§ Aim
Which lines in the records below contain the word "high"? Copy each of them.

§ Dataset excerpts
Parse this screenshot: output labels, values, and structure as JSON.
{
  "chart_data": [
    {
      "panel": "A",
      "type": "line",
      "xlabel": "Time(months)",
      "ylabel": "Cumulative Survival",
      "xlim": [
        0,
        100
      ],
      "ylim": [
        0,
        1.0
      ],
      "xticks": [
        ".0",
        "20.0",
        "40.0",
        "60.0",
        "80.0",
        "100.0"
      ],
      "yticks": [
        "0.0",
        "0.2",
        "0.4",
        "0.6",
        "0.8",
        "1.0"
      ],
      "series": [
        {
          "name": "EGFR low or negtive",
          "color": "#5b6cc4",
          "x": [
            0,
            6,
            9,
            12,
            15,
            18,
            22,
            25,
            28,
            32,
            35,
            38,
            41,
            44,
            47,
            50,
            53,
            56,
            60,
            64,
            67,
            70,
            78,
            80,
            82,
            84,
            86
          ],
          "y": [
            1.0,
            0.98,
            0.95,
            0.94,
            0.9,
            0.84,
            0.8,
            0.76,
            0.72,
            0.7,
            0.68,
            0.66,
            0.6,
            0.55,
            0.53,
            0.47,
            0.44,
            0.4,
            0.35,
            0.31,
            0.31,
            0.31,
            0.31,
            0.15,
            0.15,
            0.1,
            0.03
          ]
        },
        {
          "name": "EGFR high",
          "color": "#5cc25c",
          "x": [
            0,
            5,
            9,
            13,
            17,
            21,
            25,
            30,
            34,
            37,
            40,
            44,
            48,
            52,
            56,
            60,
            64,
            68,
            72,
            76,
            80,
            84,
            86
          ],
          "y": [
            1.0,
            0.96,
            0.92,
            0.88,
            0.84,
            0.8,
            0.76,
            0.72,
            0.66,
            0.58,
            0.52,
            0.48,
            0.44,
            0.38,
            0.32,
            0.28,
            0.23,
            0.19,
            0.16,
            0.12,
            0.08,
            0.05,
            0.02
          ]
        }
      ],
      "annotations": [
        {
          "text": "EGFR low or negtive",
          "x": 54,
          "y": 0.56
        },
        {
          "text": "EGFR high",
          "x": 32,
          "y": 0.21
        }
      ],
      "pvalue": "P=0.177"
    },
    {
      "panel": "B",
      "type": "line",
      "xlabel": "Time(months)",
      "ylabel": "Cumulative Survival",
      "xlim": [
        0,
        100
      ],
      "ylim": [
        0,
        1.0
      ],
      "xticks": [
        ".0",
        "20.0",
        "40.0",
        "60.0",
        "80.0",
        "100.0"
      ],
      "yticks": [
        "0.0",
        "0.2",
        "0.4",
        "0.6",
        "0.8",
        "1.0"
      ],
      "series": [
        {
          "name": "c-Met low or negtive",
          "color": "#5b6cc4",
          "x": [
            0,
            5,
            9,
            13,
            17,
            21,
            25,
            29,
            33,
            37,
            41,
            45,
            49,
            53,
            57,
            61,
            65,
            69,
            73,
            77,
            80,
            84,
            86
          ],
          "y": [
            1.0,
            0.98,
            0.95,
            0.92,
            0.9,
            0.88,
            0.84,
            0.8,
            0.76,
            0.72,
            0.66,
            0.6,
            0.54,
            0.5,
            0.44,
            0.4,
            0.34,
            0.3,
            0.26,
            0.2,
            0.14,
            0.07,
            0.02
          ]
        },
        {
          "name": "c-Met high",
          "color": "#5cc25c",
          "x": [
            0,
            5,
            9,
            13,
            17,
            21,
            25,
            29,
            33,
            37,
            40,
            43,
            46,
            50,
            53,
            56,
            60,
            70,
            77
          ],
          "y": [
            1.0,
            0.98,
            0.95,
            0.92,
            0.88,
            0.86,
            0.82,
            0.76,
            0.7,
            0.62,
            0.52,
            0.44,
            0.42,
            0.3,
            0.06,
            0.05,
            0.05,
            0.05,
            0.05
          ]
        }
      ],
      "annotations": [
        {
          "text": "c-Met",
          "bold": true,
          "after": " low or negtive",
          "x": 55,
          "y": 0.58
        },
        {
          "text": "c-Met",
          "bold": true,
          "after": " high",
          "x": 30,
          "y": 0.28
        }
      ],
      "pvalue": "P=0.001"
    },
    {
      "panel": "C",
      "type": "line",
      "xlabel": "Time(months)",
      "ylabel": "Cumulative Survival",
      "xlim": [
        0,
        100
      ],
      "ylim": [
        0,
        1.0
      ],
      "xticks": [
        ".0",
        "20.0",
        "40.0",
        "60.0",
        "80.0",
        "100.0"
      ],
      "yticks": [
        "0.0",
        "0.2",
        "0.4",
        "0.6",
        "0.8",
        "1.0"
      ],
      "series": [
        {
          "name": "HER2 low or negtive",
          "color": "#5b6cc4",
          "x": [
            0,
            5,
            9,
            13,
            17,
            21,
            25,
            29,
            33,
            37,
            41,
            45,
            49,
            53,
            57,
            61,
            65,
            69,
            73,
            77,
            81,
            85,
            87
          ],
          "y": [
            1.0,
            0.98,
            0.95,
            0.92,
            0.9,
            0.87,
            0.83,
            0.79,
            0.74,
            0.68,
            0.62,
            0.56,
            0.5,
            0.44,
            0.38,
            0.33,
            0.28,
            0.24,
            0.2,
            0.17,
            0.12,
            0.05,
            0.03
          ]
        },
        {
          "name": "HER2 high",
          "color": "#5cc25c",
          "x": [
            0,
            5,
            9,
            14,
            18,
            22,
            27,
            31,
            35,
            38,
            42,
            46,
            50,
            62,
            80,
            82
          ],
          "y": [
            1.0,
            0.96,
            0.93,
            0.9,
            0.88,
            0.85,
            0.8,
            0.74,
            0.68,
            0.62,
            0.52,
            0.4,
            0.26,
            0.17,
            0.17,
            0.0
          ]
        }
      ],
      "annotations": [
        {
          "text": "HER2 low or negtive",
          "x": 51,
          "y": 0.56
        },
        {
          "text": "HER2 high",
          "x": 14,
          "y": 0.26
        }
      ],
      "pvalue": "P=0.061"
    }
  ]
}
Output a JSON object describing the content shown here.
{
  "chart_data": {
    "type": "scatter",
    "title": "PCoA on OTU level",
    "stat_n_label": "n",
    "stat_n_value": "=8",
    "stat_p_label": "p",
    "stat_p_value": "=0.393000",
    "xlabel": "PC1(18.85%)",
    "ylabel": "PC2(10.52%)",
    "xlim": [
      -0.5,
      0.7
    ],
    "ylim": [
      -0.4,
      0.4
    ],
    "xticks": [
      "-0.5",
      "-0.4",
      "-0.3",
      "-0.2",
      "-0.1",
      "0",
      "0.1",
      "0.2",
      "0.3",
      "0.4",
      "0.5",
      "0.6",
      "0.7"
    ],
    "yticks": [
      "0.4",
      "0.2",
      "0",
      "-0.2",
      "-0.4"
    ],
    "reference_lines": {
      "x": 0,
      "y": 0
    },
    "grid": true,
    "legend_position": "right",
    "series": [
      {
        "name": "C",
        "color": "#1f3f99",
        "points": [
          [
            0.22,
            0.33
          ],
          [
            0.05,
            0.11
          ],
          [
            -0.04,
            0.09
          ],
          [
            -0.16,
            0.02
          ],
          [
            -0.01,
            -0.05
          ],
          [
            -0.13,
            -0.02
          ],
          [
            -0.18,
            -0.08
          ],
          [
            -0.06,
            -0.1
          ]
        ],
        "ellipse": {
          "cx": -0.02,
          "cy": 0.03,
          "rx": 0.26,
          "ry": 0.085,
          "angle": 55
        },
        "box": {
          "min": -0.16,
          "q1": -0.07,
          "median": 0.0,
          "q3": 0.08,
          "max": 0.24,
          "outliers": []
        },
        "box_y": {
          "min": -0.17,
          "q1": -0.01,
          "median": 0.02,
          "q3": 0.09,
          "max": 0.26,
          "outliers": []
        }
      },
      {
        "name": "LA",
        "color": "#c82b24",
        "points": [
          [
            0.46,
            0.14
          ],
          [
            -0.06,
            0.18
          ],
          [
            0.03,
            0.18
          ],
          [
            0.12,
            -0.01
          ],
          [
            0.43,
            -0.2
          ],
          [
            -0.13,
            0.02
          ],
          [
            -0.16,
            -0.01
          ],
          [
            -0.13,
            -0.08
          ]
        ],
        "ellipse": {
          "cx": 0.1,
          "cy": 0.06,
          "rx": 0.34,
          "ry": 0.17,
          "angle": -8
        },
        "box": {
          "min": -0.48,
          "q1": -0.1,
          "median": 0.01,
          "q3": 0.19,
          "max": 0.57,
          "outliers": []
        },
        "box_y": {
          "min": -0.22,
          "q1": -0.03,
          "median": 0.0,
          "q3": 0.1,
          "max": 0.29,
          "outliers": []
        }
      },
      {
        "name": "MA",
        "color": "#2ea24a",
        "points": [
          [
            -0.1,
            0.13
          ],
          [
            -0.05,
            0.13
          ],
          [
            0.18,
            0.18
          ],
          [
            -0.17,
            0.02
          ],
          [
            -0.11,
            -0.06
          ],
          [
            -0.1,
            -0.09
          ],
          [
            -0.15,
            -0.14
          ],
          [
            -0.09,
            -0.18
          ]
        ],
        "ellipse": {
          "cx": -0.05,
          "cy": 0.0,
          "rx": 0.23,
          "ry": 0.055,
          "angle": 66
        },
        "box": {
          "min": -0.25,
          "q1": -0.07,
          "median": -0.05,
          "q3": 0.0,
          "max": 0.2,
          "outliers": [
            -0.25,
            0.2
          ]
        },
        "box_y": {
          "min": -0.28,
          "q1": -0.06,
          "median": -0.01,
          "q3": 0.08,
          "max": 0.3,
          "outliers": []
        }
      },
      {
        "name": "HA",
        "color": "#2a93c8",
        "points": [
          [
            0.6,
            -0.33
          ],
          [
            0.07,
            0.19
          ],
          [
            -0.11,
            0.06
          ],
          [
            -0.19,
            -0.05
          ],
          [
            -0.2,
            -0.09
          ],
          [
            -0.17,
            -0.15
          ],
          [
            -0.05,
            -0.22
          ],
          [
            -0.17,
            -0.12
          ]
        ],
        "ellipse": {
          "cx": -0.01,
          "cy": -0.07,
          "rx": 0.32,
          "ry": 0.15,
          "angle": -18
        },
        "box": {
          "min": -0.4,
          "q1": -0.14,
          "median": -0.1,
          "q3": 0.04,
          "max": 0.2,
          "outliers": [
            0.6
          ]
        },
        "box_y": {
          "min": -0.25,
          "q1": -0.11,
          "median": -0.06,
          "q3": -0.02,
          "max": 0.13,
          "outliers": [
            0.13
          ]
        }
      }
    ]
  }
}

§ Task answer
          "name": "EGFR high",
          "text": "EGFR high",
          "name": "c-Met high",
          "after": " high",
          "name": "HER2 high",
          "text": "HER2 high",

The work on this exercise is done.